(Figure record extracts)
----

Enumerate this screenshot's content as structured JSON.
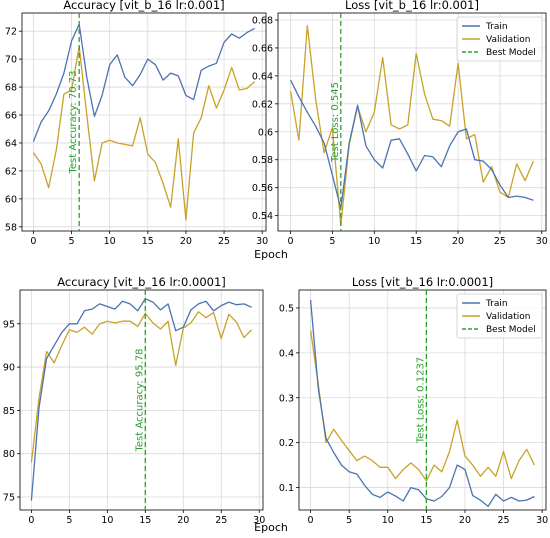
{
  "colors": {
    "train": "#4c72b0",
    "validation": "#c9a227",
    "best": "#2ca02c",
    "grid": "#d9d9d9"
  },
  "labels": {
    "shared_xlabel_top": "Epoch",
    "shared_xlabel_bottom": "Epoch"
  },
  "chart_data": [
    {
      "type": "line",
      "title": "Accuracy [vit_b_16 lr:0.001]",
      "xlabel": "",
      "ylabel": "",
      "xlim": [
        -1.5,
        30.5
      ],
      "ylim": [
        57.7,
        73.3
      ],
      "xticks": [
        0,
        5,
        10,
        15,
        20,
        25,
        30
      ],
      "yticks": [
        58,
        60,
        62,
        64,
        66,
        68,
        70,
        72
      ],
      "grid": true,
      "x": [
        0,
        1,
        2,
        3,
        4,
        5,
        6,
        7,
        8,
        9,
        10,
        11,
        12,
        13,
        14,
        15,
        16,
        17,
        18,
        19,
        20,
        21,
        22,
        23,
        24,
        25,
        26,
        27,
        28,
        29
      ],
      "series": [
        {
          "key": "train",
          "values": [
            64.1,
            65.5,
            66.3,
            67.5,
            69.0,
            71.3,
            72.5,
            68.7,
            65.9,
            67.4,
            69.6,
            70.3,
            68.7,
            68.1,
            68.9,
            70.0,
            69.6,
            68.5,
            69.0,
            68.8,
            67.4,
            67.1,
            69.2,
            69.5,
            69.7,
            71.2,
            71.8,
            71.5,
            71.9,
            72.2
          ]
        },
        {
          "key": "validation",
          "values": [
            63.3,
            62.5,
            60.8,
            63.5,
            67.5,
            67.8,
            70.9,
            66.0,
            61.3,
            64.0,
            64.2,
            64.0,
            63.9,
            63.8,
            65.8,
            63.2,
            62.6,
            61.1,
            59.4,
            64.3,
            58.5,
            64.7,
            65.8,
            68.1,
            66.5,
            67.8,
            69.4,
            67.8,
            67.9,
            68.4
          ]
        }
      ],
      "best_epoch": 6,
      "annotation": "Test Accuracy: 70.73",
      "legend": null
    },
    {
      "type": "line",
      "title": "Loss [vit_b_16 lr:0.001]",
      "xlabel": "",
      "ylabel": "",
      "xlim": [
        -1.5,
        30.5
      ],
      "ylim": [
        0.529,
        0.685
      ],
      "xticks": [
        0,
        5,
        10,
        15,
        20,
        25,
        30
      ],
      "yticks": [
        0.54,
        0.56,
        0.58,
        0.6,
        0.62,
        0.64,
        0.66,
        0.68
      ],
      "grid": true,
      "x": [
        0,
        1,
        2,
        3,
        4,
        5,
        6,
        7,
        8,
        9,
        10,
        11,
        12,
        13,
        14,
        15,
        16,
        17,
        18,
        19,
        20,
        21,
        22,
        23,
        24,
        25,
        26,
        27,
        28,
        29
      ],
      "series": [
        {
          "key": "train",
          "name": "Train",
          "values": [
            0.637,
            0.625,
            0.614,
            0.604,
            0.592,
            0.569,
            0.545,
            0.592,
            0.619,
            0.59,
            0.58,
            0.574,
            0.594,
            0.595,
            0.584,
            0.572,
            0.583,
            0.582,
            0.575,
            0.59,
            0.6,
            0.602,
            0.58,
            0.579,
            0.573,
            0.562,
            0.553,
            0.554,
            0.553,
            0.551
          ]
        },
        {
          "key": "validation",
          "name": "Validation",
          "values": [
            0.629,
            0.594,
            0.676,
            0.623,
            0.585,
            0.603,
            0.533,
            0.591,
            0.618,
            0.6,
            0.614,
            0.653,
            0.605,
            0.602,
            0.605,
            0.656,
            0.627,
            0.609,
            0.608,
            0.604,
            0.649,
            0.595,
            0.598,
            0.564,
            0.575,
            0.557,
            0.553,
            0.577,
            0.565,
            0.579
          ]
        }
      ],
      "best_epoch": 6,
      "annotation": "Test Loss: 0.545",
      "legend": {
        "placement": "top-right",
        "entries": [
          "Train",
          "Validation",
          "Best Model"
        ]
      }
    },
    {
      "type": "line",
      "title": "Accuracy [vit_b_16 lr:0.0001]",
      "xlabel": "",
      "ylabel": "",
      "xlim": [
        -1.5,
        30.5
      ],
      "ylim": [
        73.5,
        98.9
      ],
      "xticks": [
        0,
        5,
        10,
        15,
        20,
        25,
        30
      ],
      "yticks": [
        75,
        80,
        85,
        90,
        95
      ],
      "grid": true,
      "x": [
        0,
        1,
        2,
        3,
        4,
        5,
        6,
        7,
        8,
        9,
        10,
        11,
        12,
        13,
        14,
        15,
        16,
        17,
        18,
        19,
        20,
        21,
        22,
        23,
        24,
        25,
        26,
        27,
        28,
        29
      ],
      "series": [
        {
          "key": "train",
          "values": [
            74.6,
            85.3,
            91.0,
            92.5,
            94.0,
            95.0,
            95.0,
            96.5,
            96.7,
            97.3,
            97.0,
            96.7,
            97.6,
            97.3,
            96.5,
            97.9,
            97.5,
            96.6,
            97.3,
            94.2,
            94.6,
            96.6,
            97.3,
            97.6,
            96.5,
            97.1,
            97.5,
            97.2,
            97.3,
            96.9
          ]
        },
        {
          "key": "validation",
          "values": [
            79.0,
            86.4,
            91.8,
            90.5,
            92.5,
            94.3,
            94.0,
            94.6,
            93.8,
            95.0,
            95.3,
            95.1,
            95.3,
            95.3,
            94.7,
            96.2,
            95.1,
            94.4,
            95.3,
            90.2,
            94.5,
            95.1,
            96.4,
            95.7,
            96.3,
            93.3,
            96.1,
            95.2,
            93.4,
            94.3
          ]
        }
      ],
      "best_epoch": 15,
      "annotation": "Test Accuracy: 95.78",
      "legend": null
    },
    {
      "type": "line",
      "title": "Loss [vit_b_16 lr:0.0001]",
      "xlabel": "",
      "ylabel": "",
      "xlim": [
        -1.5,
        30.5
      ],
      "ylim": [
        0.05,
        0.54
      ],
      "xticks": [
        0,
        5,
        10,
        15,
        20,
        25,
        30
      ],
      "yticks": [
        0.1,
        0.2,
        0.3,
        0.4,
        0.5
      ],
      "grid": true,
      "x": [
        0,
        1,
        2,
        3,
        4,
        5,
        6,
        7,
        8,
        9,
        10,
        11,
        12,
        13,
        14,
        15,
        16,
        17,
        18,
        19,
        20,
        21,
        22,
        23,
        24,
        25,
        26,
        27,
        28,
        29
      ],
      "series": [
        {
          "key": "train",
          "name": "Train",
          "values": [
            0.518,
            0.32,
            0.21,
            0.178,
            0.15,
            0.135,
            0.13,
            0.105,
            0.085,
            0.078,
            0.09,
            0.081,
            0.07,
            0.1,
            0.095,
            0.075,
            0.07,
            0.08,
            0.1,
            0.15,
            0.14,
            0.082,
            0.072,
            0.058,
            0.085,
            0.07,
            0.078,
            0.07,
            0.072,
            0.08
          ]
        },
        {
          "key": "validation",
          "name": "Validation",
          "values": [
            0.45,
            0.33,
            0.2,
            0.23,
            0.205,
            0.182,
            0.16,
            0.17,
            0.16,
            0.145,
            0.145,
            0.12,
            0.14,
            0.155,
            0.14,
            0.115,
            0.15,
            0.135,
            0.18,
            0.25,
            0.17,
            0.15,
            0.125,
            0.145,
            0.125,
            0.18,
            0.12,
            0.16,
            0.185,
            0.15
          ]
        }
      ],
      "best_epoch": 15,
      "annotation": "Test Loss: 0.1237",
      "legend": {
        "placement": "top-right",
        "entries": [
          "Train",
          "Validation",
          "Best Model"
        ]
      }
    }
  ]
}
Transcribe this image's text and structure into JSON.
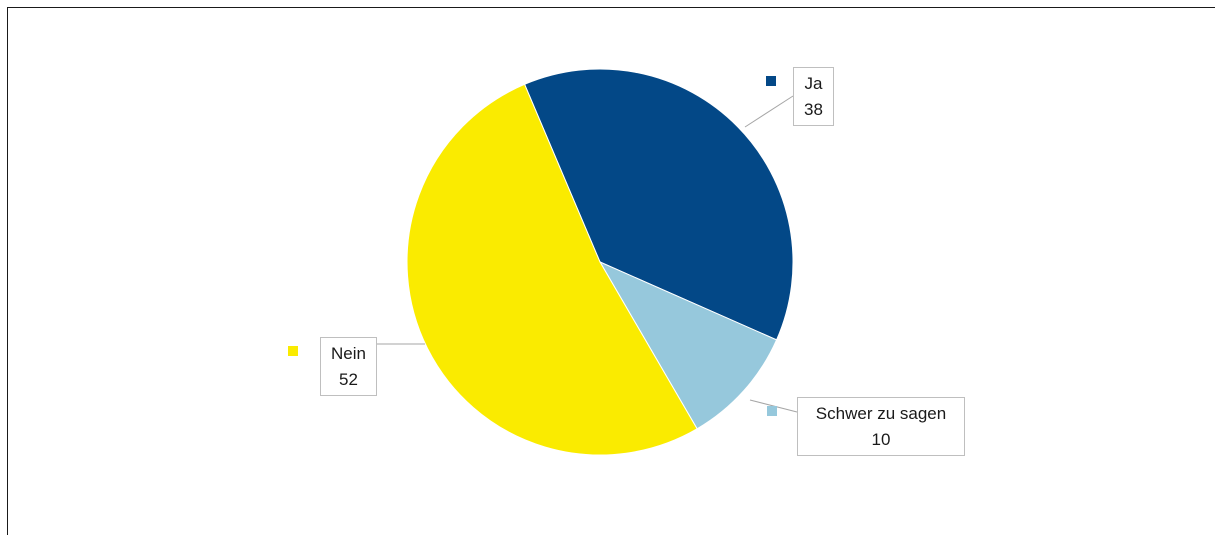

----

(Your objective)
Copy out all the data exactly; skip the pictures.

(The reply)
Enumerate this screenshot's content as structured JSON.
{
  "colors": {
    "train": "#4c72b0",
    "validation": "#c9a227",
    "best": "#2ca02c",
    "grid": "#d9d9d9"
  },
  "labels": {
    "shared_xlabel_top": "Epoch",
    "shared_xlabel_bottom": "Epoch"
  },
  "chart_data": [
    {
      "type": "line",
      "title": "Accuracy [vit_b_16 lr:0.001]",
      "xlabel": "",
      "ylabel": "",
      "xlim": [
        -1.5,
        30.5
      ],
      "ylim": [
        57.7,
        73.3
      ],
      "xticks": [
        0,
        5,
        10,
        15,
        20,
        25,
        30
      ],
      "yticks": [
        58,
        60,
        62,
        64,
        66,
        68,
        70,
        72
      ],
      "grid": true,
      "x": [
        0,
        1,
        2,
        3,
        4,
        5,
        6,
        7,
        8,
        9,
        10,
        11,
        12,
        13,
        14,
        15,
        16,
        17,
        18,
        19,
        20,
        21,
        22,
        23,
        24,
        25,
        26,
        27,
        28,
        29
      ],
      "series": [
        {
          "key": "train",
          "values": [
            64.1,
            65.5,
            66.3,
            67.5,
            69.0,
            71.3,
            72.5,
            68.7,
            65.9,
            67.4,
            69.6,
            70.3,
            68.7,
            68.1,
            68.9,
            70.0,
            69.6,
            68.5,
            69.0,
            68.8,
            67.4,
            67.1,
            69.2,
            69.5,
            69.7,
            71.2,
            71.8,
            71.5,
            71.9,
            72.2
          ]
        },
        {
          "key": "validation",
          "values": [
            63.3,
            62.5,
            60.8,
            63.5,
            67.5,
            67.8,
            70.9,
            66.0,
            61.3,
            64.0,
            64.2,
            64.0,
            63.9,
            63.8,
            65.8,
            63.2,
            62.6,
            61.1,
            59.4,
            64.3,
            58.5,
            64.7,
            65.8,
            68.1,
            66.5,
            67.8,
            69.4,
            67.8,
            67.9,
            68.4
          ]
        }
      ],
      "best_epoch": 6,
      "annotation": "Test Accuracy: 70.73",
      "legend": null
    },
    {
      "type": "line",
      "title": "Loss [vit_b_16 lr:0.001]",
      "xlabel": "",
      "ylabel": "",
      "xlim": [
        -1.5,
        30.5
      ],
      "ylim": [
        0.529,
        0.685
      ],
      "xticks": [
        0,
        5,
        10,
        15,
        20,
        25,
        30
      ],
      "yticks": [
        0.54,
        0.56,
        0.58,
        0.6,
        0.62,
        0.64,
        0.66,
        0.68
      ],
      "grid": true,
      "x": [
        0,
        1,
        2,
        3,
        4,
        5,
        6,
        7,
        8,
        9,
        10,
        11,
        12,
        13,
        14,
        15,
        16,
        17,
        18,
        19,
        20,
        21,
        22,
        23,
        24,
        25,
        26,
        27,
        28,
        29
      ],
      "series": [
        {
          "key": "train",
          "name": "Train",
          "values": [
            0.637,
            0.625,
            0.614,
            0.604,
            0.592,
            0.569,
            0.545,
            0.592,
            0.619,
            0.59,
            0.58,
            0.574,
            0.594,
            0.595,
            0.584,
            0.572,
            0.583,
            0.582,
            0.575,
            0.59,
            0.6,
            0.602,
            0.58,
            0.579,
            0.573,
            0.562,
            0.553,
            0.554,
            0.553,
            0.551
          ]
        },
        {
          "key": "validation",
          "name": "Validation",
          "values": [
            0.629,
            0.594,
            0.676,
            0.623,
            0.585,
            0.603,
            0.533,
            0.591,
            0.618,
            0.6,
            0.614,
            0.653,
            0.605,
            0.602,
            0.605,
            0.656,
            0.627,
            0.609,
            0.608,
            0.604,
            0.649,
            0.595,
            0.598,
            0.564,
            0.575,
            0.557,
            0.553,
            0.577,
            0.565,
            0.579
          ]
        }
      ],
      "best_epoch": 6,
      "annotation": "Test Loss: 0.545",
      "legend": {
        "placement": "top-right",
        "entries": [
          "Train",
          "Validation",
          "Best Model"
        ]
      }
    },
    {
      "type": "line",
      "title": "Accuracy [vit_b_16 lr:0.0001]",
      "xlabel": "",
      "ylabel": "",
      "xlim": [
        -1.5,
        30.5
      ],
      "ylim": [
        73.5,
        98.9
      ],
      "xticks": [
        0,
        5,
        10,
        15,
        20,
        25,
        30
      ],
      "yticks": [
        75,
        80,
        85,
        90,
        95
      ],
      "grid": true,
      "x": [
        0,
        1,
        2,
        3,
        4,
        5,
        6,
        7,
        8,
        9,
        10,
        11,
        12,
        13,
        14,
        15,
        16,
        17,
        18,
        19,
        20,
        21,
        22,
        23,
        24,
        25,
        26,
        27,
        28,
        29
      ],
      "series": [
        {
          "key": "train",
          "values": [
            74.6,
            85.3,
            91.0,
            92.5,
            94.0,
            95.0,
            95.0,
            96.5,
            96.7,
            97.3,
            97.0,
            96.7,
            97.6,
            97.3,
            96.5,
            97.9,
            97.5,
            96.6,
            97.3,
            94.2,
            94.6,
            96.6,
            97.3,
            97.6,
            96.5,
            97.1,
            97.5,
            97.2,
            97.3,
            96.9
          ]
        },
        {
          "key": "validation",
          "values": [
            79.0,
            86.4,
            91.8,
            90.5,
            92.5,
            94.3,
            94.0,
            94.6,
            93.8,
            95.0,
            95.3,
            95.1,
            95.3,
            95.3,
            94.7,
            96.2,
            95.1,
            94.4,
            95.3,
            90.2,
            94.5,
            95.1,
            96.4,
            95.7,
            96.3,
            93.3,
            96.1,
            95.2,
            93.4,
            94.3
          ]
        }
      ],
      "best_epoch": 15,
      "annotation": "Test Accuracy: 95.78",
      "legend": null
    },
    {
      "type": "line",
      "title": "Loss [vit_b_16 lr:0.0001]",
      "xlabel": "",
      "ylabel": "",
      "xlim": [
        -1.5,
        30.5
      ],
      "ylim": [
        0.05,
        0.54
      ],
      "xticks": [
        0,
        5,
        10,
        15,
        20,
        25,
        30
      ],
      "yticks": [
        0.1,
        0.2,
        0.3,
        0.4,
        0.5
      ],
      "grid": true,
      "x": [
        0,
        1,
        2,
        3,
        4,
        5,
        6,
        7,
        8,
        9,
        10,
        11,
        12,
        13,
        14,
        15,
        16,
        17,
        18,
        19,
        20,
        21,
        22,
        23,
        24,
        25,
        26,
        27,
        28,
        29
      ],
      "series": [
        {
          "key": "train",
          "name": "Train",
          "values": [
            0.518,
            0.32,
            0.21,
            0.178,
            0.15,
            0.135,
            0.13,
            0.105,
            0.085,
            0.078,
            0.09,
            0.081,
            0.07,
            0.1,
            0.095,
            0.075,
            0.07,
            0.08,
            0.1,
            0.15,
            0.14,
            0.082,
            0.072,
            0.058,
            0.085,
            0.07,
            0.078,
            0.07,
            0.072,
            0.08
          ]
        },
        {
          "key": "validation",
          "name": "Validation",
          "values": [
            0.45,
            0.33,
            0.2,
            0.23,
            0.205,
            0.182,
            0.16,
            0.17,
            0.16,
            0.145,
            0.145,
            0.12,
            0.14,
            0.155,
            0.14,
            0.115,
            0.15,
            0.135,
            0.18,
            0.25,
            0.17,
            0.15,
            0.125,
            0.145,
            0.125,
            0.18,
            0.12,
            0.16,
            0.185,
            0.15
          ]
        }
      ],
      "best_epoch": 15,
      "annotation": "Test Loss: 0.1237",
      "legend": {
        "placement": "top-right",
        "entries": [
          "Train",
          "Validation",
          "Best Model"
        ]
      }
    }
  ]
}
Transcribe this image's text and structure into JSON.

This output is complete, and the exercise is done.